**RECORDED DATA**
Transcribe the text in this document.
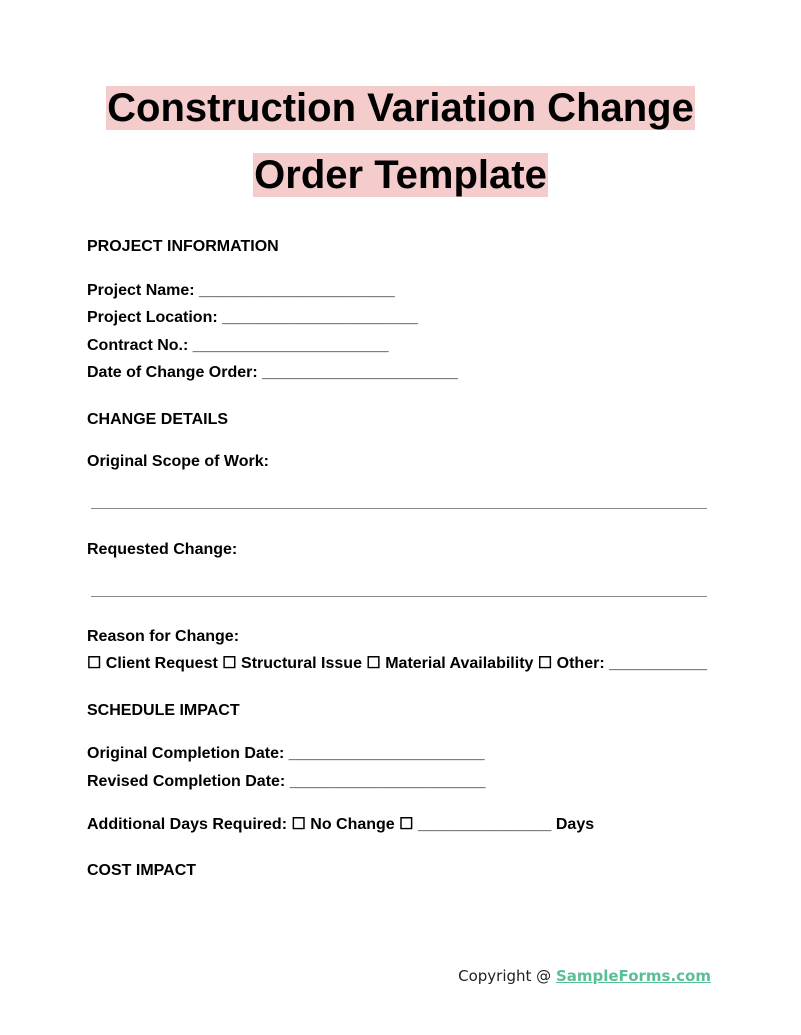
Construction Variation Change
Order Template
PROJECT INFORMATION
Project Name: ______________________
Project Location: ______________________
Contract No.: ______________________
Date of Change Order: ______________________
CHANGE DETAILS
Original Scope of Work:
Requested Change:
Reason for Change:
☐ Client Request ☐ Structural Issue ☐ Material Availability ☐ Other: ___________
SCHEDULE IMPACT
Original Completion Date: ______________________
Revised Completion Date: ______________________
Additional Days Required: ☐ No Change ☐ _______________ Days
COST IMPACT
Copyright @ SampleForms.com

**WRITTEN TASK**
Copy out the lines in which the string "Original" appears.

**WRITTEN ANSWER**
Original Scope of Work:
Original Completion Date: ______________________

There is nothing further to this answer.